(Data records)
● ● ● ● ●

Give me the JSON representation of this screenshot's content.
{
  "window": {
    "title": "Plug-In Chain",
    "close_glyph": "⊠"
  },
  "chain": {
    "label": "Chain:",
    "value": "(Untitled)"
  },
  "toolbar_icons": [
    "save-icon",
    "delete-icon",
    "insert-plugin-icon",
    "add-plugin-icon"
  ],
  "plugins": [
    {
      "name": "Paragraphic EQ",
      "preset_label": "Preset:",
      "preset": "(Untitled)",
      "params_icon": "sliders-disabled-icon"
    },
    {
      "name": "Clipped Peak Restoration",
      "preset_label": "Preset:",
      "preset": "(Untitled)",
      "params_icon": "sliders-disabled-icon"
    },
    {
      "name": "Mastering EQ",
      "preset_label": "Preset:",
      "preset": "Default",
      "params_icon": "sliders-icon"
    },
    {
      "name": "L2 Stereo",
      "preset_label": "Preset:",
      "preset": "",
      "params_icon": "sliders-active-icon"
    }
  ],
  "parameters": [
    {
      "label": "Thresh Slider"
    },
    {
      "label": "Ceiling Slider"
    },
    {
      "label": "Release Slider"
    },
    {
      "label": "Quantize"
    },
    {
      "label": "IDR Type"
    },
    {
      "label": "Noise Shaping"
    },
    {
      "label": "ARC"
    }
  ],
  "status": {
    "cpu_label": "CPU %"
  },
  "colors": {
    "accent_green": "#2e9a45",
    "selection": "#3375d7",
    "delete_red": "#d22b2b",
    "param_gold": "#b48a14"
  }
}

● ● ● ● ●

## [CHALLENGE]
Where a line of the entries contains the word "sliders", copy that line.

## [SOLUTION]
      "params_icon": "sliders-disabled-icon"
      "params_icon": "sliders-disabled-icon"
      "params_icon": "sliders-icon"
      "params_icon": "sliders-active-icon"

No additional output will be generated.